Instructions to follow:
Locate each line in the records containing "Perfect". Copy it.

########################################

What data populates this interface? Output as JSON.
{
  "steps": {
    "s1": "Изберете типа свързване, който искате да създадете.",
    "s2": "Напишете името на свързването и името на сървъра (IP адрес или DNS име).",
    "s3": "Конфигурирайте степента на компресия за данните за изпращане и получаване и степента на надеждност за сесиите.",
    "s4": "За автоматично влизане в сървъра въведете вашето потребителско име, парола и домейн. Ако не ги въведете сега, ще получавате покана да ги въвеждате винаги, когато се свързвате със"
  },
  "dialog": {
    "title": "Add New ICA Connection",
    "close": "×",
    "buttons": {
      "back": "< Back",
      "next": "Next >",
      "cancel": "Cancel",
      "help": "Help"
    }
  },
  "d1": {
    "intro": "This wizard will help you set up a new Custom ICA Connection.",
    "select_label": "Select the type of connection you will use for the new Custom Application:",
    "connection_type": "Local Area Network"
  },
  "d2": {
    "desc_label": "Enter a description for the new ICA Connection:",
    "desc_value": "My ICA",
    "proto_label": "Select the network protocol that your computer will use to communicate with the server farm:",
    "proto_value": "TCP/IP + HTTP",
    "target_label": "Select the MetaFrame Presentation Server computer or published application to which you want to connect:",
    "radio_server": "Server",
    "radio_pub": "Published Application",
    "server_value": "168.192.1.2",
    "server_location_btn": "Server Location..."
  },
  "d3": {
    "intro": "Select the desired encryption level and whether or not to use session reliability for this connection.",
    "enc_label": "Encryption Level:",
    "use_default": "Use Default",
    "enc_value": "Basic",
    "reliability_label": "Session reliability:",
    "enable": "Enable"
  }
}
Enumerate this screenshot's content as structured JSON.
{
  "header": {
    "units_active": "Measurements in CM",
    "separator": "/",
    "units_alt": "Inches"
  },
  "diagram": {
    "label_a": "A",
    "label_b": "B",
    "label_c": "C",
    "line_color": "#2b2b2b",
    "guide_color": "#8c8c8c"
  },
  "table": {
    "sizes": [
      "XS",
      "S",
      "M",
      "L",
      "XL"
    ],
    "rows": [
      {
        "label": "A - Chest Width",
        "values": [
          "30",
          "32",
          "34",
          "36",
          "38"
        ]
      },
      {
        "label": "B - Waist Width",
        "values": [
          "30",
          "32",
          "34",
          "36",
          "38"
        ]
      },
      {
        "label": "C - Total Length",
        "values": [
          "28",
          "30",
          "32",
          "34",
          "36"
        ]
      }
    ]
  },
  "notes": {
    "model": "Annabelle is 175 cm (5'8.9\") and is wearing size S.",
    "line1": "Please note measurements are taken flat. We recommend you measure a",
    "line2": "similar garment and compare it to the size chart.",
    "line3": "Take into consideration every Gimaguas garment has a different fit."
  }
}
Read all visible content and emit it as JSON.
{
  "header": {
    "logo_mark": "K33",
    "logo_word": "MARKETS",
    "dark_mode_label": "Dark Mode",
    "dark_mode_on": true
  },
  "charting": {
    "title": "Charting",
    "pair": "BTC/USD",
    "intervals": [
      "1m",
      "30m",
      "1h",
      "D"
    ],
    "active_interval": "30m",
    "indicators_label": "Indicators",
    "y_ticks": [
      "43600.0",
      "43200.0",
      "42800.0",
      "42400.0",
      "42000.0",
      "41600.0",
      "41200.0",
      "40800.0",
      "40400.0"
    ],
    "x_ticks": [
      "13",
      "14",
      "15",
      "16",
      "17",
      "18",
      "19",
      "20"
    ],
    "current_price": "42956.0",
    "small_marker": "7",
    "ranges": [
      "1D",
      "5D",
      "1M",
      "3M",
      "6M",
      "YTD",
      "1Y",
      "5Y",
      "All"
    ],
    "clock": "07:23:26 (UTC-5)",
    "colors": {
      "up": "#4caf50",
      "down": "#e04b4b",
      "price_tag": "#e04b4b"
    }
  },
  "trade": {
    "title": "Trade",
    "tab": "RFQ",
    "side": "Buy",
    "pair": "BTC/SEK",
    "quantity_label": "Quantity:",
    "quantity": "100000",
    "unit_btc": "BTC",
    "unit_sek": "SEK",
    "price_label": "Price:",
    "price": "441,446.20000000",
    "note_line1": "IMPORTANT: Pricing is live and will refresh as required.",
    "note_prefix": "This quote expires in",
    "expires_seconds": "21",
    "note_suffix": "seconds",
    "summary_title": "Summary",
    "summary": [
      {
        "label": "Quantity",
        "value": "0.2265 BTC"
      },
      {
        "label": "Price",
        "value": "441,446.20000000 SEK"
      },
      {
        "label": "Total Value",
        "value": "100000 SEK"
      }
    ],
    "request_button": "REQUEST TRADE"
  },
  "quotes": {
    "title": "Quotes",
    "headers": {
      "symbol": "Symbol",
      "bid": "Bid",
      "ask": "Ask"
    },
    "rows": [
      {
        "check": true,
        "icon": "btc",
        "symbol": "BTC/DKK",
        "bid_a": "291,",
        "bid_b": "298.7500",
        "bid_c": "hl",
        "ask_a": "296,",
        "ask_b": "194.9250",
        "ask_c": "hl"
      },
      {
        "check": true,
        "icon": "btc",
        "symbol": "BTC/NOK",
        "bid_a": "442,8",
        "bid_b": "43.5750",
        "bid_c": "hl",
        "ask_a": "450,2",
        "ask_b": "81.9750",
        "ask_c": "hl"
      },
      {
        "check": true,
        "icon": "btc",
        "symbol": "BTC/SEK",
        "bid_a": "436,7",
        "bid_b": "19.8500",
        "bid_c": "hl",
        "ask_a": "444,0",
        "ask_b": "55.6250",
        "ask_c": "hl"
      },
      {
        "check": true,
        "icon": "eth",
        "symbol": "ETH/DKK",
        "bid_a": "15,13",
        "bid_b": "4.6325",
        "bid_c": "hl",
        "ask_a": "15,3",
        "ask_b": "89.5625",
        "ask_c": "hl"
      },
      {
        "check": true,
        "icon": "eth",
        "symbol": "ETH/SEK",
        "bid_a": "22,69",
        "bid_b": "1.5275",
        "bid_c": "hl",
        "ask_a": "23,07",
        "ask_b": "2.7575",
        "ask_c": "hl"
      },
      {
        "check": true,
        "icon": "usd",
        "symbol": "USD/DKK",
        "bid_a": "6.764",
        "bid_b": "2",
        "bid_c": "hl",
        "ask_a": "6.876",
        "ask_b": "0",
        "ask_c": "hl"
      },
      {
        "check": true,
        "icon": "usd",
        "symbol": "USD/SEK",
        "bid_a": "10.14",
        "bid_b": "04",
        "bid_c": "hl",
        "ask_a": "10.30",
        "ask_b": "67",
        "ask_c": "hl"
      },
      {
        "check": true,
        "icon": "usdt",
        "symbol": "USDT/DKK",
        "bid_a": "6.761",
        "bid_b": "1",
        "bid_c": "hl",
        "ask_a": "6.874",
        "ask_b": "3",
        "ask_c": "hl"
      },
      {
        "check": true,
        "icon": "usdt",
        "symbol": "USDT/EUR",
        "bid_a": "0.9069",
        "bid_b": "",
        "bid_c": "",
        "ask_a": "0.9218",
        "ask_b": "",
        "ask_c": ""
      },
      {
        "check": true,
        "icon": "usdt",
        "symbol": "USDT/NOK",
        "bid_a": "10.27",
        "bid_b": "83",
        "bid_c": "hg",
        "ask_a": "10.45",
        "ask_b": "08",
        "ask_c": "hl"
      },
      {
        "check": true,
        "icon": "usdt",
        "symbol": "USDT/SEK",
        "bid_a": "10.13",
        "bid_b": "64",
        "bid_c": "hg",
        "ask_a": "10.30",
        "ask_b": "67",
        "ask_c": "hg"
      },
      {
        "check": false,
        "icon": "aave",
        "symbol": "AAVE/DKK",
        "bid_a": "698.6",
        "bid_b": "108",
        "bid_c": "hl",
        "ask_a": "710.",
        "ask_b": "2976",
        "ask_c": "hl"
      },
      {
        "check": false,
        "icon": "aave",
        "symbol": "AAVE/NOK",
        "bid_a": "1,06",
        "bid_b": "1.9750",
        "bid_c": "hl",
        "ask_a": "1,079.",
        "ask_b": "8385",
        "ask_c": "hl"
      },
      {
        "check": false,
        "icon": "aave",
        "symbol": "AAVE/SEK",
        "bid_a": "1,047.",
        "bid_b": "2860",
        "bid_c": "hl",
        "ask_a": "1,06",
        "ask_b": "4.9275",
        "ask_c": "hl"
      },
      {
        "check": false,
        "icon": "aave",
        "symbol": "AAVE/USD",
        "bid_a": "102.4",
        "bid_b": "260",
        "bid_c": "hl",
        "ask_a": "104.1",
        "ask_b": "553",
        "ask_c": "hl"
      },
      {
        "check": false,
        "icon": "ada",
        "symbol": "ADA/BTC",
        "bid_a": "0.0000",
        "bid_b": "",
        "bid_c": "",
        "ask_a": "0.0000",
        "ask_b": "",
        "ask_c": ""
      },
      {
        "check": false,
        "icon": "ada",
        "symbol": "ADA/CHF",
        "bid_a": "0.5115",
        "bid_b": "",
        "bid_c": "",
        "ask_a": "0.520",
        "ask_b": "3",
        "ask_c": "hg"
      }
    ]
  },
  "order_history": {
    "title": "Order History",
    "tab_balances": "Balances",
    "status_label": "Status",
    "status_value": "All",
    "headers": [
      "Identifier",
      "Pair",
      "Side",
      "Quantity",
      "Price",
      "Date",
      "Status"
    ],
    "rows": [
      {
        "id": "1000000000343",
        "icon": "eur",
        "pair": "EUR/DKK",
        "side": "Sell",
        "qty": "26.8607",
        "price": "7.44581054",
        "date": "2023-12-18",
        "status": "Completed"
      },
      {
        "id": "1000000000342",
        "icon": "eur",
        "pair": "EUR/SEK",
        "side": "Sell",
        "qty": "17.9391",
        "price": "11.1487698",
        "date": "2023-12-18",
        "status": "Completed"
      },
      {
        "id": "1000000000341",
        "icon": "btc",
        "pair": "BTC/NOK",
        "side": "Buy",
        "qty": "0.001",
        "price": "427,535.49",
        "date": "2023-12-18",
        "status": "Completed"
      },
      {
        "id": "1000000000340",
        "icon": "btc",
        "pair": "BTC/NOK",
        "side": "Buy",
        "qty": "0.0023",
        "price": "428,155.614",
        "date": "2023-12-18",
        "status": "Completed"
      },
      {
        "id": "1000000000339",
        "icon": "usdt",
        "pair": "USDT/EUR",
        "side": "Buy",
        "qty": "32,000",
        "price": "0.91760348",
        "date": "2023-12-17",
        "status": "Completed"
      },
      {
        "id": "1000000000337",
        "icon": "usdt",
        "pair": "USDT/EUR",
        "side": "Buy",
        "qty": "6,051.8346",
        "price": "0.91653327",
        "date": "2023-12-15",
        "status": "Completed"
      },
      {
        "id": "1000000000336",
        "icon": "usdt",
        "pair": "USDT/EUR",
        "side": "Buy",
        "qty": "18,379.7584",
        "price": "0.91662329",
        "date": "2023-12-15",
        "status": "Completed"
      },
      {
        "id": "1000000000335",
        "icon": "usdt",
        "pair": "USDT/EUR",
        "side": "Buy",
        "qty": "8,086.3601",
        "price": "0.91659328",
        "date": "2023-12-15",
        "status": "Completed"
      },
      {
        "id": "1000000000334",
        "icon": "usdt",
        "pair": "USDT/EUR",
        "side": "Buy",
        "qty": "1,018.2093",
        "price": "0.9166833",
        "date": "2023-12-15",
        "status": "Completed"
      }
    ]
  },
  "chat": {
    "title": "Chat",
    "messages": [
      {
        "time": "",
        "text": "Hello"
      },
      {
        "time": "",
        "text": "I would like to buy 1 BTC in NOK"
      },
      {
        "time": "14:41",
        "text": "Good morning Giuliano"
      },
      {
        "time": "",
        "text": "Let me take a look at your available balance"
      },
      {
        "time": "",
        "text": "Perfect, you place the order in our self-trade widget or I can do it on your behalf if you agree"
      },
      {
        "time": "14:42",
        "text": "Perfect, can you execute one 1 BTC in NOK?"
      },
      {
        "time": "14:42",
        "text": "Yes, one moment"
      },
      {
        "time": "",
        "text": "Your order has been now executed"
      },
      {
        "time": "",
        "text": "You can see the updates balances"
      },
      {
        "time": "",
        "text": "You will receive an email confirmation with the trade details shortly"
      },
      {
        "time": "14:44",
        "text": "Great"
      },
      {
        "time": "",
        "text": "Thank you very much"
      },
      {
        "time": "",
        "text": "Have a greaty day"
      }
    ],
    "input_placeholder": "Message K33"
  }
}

########################################

Solution for this problem:
        "text": "Perfect, you place the order in our self-trade widget or I can do it on your behalf if you agree"
        "text": "Perfect, can you execute one 1 BTC in NOK?"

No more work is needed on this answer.